▶ [Extracted entries]
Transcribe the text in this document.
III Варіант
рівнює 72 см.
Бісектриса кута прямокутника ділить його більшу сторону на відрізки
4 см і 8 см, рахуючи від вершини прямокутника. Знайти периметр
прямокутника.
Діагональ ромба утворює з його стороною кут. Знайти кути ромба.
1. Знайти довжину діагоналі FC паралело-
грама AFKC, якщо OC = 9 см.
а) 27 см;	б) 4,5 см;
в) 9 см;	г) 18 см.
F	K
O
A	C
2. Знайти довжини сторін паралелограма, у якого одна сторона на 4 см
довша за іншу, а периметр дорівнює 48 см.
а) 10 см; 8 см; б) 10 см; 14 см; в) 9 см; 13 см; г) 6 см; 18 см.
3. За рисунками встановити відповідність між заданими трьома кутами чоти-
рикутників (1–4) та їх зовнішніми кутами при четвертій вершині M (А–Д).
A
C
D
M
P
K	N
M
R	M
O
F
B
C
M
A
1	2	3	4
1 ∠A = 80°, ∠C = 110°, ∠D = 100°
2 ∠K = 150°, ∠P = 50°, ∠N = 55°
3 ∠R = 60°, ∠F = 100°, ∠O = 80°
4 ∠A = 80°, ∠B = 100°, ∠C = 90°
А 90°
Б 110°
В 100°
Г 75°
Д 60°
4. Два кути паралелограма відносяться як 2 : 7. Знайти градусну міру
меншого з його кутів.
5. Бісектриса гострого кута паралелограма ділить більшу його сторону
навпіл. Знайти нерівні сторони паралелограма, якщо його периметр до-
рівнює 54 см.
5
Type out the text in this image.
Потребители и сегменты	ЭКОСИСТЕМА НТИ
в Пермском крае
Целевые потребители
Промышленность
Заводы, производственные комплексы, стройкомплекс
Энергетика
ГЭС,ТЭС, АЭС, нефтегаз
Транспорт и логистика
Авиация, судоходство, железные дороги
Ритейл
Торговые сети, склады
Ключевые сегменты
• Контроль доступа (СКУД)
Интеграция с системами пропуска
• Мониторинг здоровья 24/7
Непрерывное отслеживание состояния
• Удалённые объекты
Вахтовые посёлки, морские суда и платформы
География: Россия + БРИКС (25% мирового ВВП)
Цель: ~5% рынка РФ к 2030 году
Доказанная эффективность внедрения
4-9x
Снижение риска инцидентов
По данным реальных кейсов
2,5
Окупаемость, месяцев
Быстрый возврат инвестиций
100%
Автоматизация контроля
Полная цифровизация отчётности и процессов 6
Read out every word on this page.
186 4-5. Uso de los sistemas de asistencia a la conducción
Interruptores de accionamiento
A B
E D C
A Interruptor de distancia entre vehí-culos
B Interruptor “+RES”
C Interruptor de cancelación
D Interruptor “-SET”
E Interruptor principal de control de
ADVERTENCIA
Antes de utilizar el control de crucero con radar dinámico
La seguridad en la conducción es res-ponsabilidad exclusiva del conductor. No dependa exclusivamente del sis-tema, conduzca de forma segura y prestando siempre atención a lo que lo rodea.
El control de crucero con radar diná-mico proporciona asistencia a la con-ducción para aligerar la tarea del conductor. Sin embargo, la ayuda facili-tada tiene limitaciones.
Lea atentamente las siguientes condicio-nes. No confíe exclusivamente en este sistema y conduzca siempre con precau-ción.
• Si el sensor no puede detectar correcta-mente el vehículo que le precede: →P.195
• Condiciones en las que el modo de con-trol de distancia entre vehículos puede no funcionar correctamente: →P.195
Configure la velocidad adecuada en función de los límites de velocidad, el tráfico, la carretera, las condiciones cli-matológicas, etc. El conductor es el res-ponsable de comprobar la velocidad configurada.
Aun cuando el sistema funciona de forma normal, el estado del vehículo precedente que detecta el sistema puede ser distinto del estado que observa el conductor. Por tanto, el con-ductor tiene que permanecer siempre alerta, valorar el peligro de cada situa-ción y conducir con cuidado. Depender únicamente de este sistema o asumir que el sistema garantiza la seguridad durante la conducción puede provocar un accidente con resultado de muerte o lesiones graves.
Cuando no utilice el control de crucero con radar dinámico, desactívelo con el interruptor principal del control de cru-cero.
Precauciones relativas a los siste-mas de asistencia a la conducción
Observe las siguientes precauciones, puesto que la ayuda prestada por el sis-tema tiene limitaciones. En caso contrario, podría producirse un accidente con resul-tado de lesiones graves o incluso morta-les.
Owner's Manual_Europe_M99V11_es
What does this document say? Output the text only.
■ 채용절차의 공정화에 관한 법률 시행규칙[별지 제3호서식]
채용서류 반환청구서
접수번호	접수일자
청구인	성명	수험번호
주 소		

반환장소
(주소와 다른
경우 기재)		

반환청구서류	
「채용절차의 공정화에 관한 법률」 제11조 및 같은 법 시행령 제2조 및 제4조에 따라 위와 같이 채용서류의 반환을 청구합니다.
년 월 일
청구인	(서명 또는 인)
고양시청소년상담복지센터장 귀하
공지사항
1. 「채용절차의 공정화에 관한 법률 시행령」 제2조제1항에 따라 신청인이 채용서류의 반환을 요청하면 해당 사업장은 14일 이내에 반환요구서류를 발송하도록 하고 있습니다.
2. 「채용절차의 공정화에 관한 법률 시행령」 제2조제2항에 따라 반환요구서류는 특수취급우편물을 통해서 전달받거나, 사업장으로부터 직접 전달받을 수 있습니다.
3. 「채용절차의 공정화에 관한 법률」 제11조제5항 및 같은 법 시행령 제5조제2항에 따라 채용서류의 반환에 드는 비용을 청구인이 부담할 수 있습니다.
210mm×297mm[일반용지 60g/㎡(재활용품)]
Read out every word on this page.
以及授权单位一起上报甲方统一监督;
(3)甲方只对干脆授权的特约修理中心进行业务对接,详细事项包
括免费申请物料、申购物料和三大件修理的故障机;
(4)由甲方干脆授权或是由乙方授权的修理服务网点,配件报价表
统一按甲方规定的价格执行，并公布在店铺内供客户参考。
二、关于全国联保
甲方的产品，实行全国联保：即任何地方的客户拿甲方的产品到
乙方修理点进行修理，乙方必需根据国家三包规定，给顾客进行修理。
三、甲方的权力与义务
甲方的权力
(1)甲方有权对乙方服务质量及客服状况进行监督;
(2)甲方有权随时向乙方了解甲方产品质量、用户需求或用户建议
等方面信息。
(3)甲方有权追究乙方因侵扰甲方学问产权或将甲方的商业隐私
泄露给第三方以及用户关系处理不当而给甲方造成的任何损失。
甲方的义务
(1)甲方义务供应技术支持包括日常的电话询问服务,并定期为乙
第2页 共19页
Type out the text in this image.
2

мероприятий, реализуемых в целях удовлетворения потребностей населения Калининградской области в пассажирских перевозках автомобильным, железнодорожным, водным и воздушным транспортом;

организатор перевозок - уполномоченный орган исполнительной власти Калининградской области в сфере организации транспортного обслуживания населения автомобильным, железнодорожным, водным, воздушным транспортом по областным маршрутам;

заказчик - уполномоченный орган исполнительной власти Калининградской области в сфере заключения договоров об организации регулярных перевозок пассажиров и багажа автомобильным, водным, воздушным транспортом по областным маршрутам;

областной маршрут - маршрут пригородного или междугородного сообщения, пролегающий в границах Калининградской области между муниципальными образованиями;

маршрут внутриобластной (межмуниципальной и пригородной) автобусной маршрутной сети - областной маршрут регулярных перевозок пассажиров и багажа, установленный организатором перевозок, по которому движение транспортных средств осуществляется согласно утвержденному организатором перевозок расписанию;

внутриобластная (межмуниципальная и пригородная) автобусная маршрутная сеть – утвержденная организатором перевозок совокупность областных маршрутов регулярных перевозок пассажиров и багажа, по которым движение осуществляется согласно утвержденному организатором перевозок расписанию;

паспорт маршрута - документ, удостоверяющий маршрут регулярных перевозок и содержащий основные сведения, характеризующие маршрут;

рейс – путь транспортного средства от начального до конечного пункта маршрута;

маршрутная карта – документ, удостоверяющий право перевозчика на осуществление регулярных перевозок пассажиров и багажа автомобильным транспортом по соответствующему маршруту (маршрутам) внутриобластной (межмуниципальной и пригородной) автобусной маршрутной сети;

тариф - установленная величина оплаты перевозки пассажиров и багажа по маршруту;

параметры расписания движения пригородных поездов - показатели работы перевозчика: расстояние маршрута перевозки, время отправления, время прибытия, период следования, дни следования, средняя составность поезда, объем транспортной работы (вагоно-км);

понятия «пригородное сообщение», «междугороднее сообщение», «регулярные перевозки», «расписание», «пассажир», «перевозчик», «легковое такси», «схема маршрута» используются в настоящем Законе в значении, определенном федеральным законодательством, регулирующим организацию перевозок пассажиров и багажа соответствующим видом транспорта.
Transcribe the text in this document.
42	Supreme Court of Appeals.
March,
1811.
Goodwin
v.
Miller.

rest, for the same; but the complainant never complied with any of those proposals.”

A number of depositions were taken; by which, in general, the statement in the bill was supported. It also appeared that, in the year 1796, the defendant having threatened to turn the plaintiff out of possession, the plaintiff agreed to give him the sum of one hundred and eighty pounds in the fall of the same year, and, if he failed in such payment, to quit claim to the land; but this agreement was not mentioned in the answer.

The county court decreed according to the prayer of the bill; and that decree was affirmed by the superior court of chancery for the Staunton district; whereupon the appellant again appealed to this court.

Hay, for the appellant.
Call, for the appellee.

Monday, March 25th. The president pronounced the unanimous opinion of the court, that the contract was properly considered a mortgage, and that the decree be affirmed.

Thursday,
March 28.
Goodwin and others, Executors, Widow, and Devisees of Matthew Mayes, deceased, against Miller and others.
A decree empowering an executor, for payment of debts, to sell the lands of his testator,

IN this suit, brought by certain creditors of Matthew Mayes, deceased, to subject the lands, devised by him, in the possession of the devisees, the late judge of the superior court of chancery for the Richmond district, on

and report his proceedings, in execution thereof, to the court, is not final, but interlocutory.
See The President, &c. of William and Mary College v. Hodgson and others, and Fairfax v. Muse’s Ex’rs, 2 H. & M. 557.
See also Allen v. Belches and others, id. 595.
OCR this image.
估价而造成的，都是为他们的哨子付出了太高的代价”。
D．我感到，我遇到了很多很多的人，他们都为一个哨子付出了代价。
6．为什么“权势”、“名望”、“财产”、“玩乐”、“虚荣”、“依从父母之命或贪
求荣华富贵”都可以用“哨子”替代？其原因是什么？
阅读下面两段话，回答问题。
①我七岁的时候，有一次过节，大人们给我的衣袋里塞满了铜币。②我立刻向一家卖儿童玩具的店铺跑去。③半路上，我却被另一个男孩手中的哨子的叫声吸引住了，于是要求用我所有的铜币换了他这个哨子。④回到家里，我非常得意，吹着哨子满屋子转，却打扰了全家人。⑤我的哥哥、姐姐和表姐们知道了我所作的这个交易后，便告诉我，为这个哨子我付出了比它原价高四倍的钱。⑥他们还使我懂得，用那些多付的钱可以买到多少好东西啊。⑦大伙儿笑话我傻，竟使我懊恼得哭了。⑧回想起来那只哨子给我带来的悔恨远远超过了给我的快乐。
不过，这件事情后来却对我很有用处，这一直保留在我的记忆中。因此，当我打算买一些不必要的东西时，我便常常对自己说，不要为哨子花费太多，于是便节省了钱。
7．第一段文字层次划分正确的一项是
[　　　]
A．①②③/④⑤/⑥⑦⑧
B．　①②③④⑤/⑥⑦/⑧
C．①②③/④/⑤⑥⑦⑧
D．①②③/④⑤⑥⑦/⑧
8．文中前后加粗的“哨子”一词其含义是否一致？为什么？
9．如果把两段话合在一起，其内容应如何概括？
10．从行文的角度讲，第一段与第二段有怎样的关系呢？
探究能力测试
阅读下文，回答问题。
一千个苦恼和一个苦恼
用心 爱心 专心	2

▶ [Requirement] Where a line contains "железнодорожным", copy that line.

▶ [Solution to the problem]
мероприятий, реализуемых в целях удовлетворения потребностей населения Калининградской области в пассажирских перевозках автомобильным, железнодорожным, водным и воздушным транспортом;
организатор перевозок - уполномоченный орган исполнительной власти Калининградской области в сфере организации транспортного обслуживания населения автомобильным, железнодорожным, водным, воздушным транспортом по областным маршрутам;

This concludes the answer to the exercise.